» DESCRIPTION OF THE TASK
Extract every line that includes the string "into".

(Items from a dataset)
— Start —

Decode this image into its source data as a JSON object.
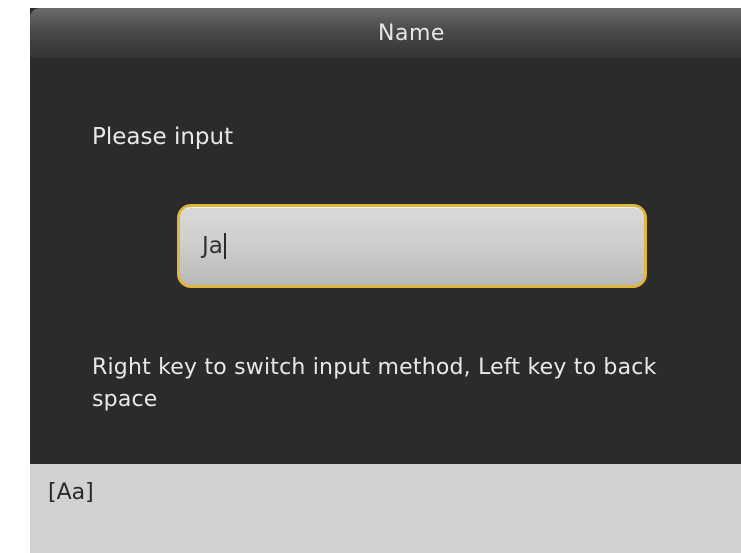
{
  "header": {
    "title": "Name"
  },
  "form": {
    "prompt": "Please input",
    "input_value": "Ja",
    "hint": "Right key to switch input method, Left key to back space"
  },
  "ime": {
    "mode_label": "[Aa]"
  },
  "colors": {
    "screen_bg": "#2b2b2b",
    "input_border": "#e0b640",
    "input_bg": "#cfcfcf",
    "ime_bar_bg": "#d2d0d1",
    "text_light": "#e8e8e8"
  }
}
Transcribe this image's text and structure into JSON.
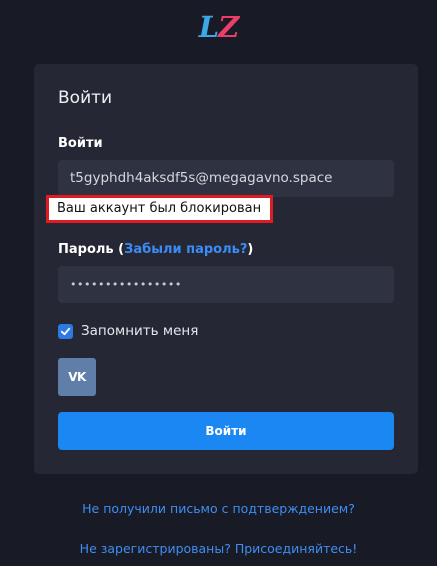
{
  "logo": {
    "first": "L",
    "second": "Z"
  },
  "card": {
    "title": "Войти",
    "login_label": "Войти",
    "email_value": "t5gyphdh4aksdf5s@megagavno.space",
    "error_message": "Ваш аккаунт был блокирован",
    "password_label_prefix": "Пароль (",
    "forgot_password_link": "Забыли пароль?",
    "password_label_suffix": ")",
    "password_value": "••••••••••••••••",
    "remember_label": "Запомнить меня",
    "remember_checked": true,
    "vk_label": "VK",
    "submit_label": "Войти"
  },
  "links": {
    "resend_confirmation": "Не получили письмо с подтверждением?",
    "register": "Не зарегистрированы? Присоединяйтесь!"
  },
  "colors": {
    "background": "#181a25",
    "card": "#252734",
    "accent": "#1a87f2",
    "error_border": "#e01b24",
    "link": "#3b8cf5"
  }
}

— End —

» SOLUTION
Decode this image into its source data as a JSON object.
Transcribe this image's text and structure into JSON.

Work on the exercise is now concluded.